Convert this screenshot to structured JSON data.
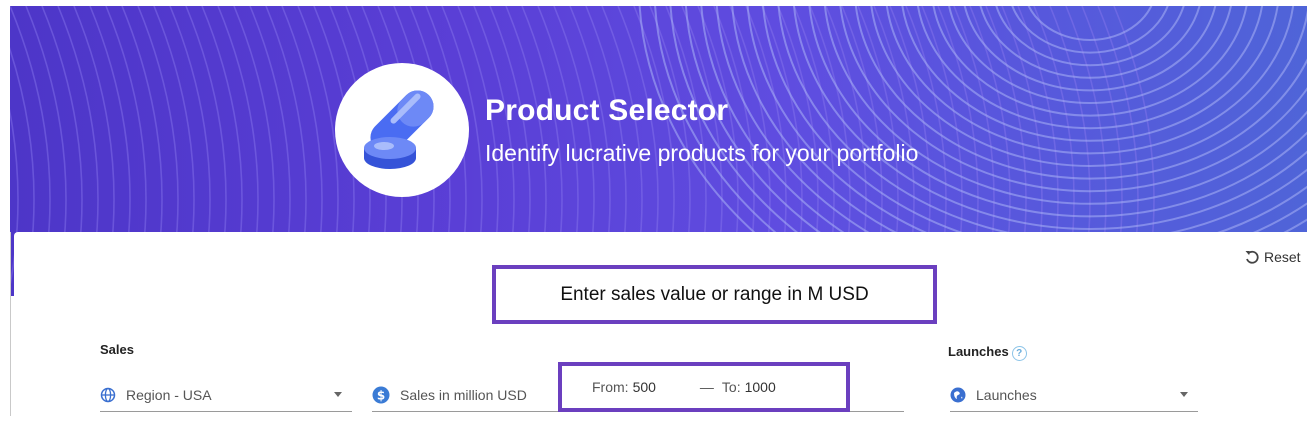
{
  "hero": {
    "title": "Product Selector",
    "subtitle": "Identify lucrative products for your portfolio",
    "logo_icon": "pill-capsule-icon"
  },
  "toolbar": {
    "reset_label": "Reset",
    "reset_icon": "reset-arrow-icon"
  },
  "callout": {
    "text": "Enter sales value or range in M USD"
  },
  "filters": {
    "sales_label": "Sales",
    "launches_label": "Launches",
    "launches_help": "?",
    "region": {
      "icon": "globe-icon",
      "value": "Region - USA"
    },
    "sales": {
      "icon": "dollar-circle-icon",
      "label": "Sales in million USD",
      "from_label": "From:",
      "from_value": "500",
      "separator": "—",
      "to_label": "To:",
      "to_value": "1000"
    },
    "launches": {
      "icon": "launch-globe-icon",
      "placeholder": "Launches"
    }
  },
  "colors": {
    "banner": "#5a3fd6",
    "highlight_border": "#6b3fbf",
    "sales_icon": "#3a7bd5"
  }
}
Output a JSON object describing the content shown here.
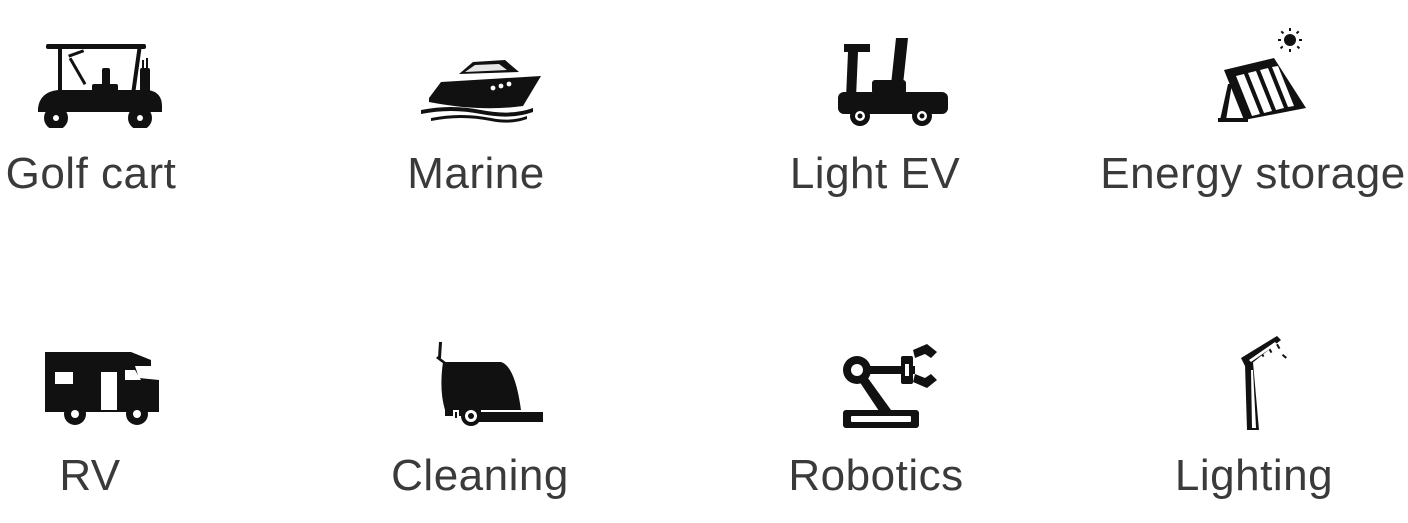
{
  "applications": [
    {
      "label": "Golf cart",
      "icon": "golf-cart-icon"
    },
    {
      "label": "Marine",
      "icon": "boat-icon"
    },
    {
      "label": "Light EV",
      "icon": "mobility-scooter-icon"
    },
    {
      "label": "Energy storage",
      "icon": "solar-panel-icon"
    },
    {
      "label": "RV",
      "icon": "rv-camper-icon"
    },
    {
      "label": "Cleaning",
      "icon": "floor-scrubber-icon"
    },
    {
      "label": "Robotics",
      "icon": "robotic-arm-icon"
    },
    {
      "label": "Lighting",
      "icon": "street-light-icon"
    }
  ],
  "colors": {
    "icon": "#111111",
    "label": "#3a3a3a",
    "background": "#ffffff"
  }
}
----------
- **What to work on**
Quote each record exactly as it stands, minus the pictures.

- **Answer for this exercise**
Convert this screenshot to structured JSON data.
{
  "hero": {
    "title": "Product Selector",
    "subtitle": "Identify lucrative products for your portfolio",
    "logo_icon": "pill-capsule-icon"
  },
  "toolbar": {
    "reset_label": "Reset",
    "reset_icon": "reset-arrow-icon"
  },
  "callout": {
    "text": "Enter sales value or range in M USD"
  },
  "filters": {
    "sales_label": "Sales",
    "launches_label": "Launches",
    "launches_help": "?",
    "region": {
      "icon": "globe-icon",
      "value": "Region - USA"
    },
    "sales": {
      "icon": "dollar-circle-icon",
      "label": "Sales in million USD",
      "from_label": "From:",
      "from_value": "500",
      "separator": "—",
      "to_label": "To:",
      "to_value": "1000"
    },
    "launches": {
      "icon": "launch-globe-icon",
      "placeholder": "Launches"
    }
  },
  "colors": {
    "banner": "#5a3fd6",
    "highlight_border": "#6b3fbf",
    "sales_icon": "#3a7bd5"
  }
}
Output a JSON object describing the content shown here.
{
  "applications": [
    {
      "label": "Golf cart",
      "icon": "golf-cart-icon"
    },
    {
      "label": "Marine",
      "icon": "boat-icon"
    },
    {
      "label": "Light EV",
      "icon": "mobility-scooter-icon"
    },
    {
      "label": "Energy storage",
      "icon": "solar-panel-icon"
    },
    {
      "label": "RV",
      "icon": "rv-camper-icon"
    },
    {
      "label": "Cleaning",
      "icon": "floor-scrubber-icon"
    },
    {
      "label": "Robotics",
      "icon": "robotic-arm-icon"
    },
    {
      "label": "Lighting",
      "icon": "street-light-icon"
    }
  ],
  "colors": {
    "icon": "#111111",
    "label": "#3a3a3a",
    "background": "#ffffff"
  }
}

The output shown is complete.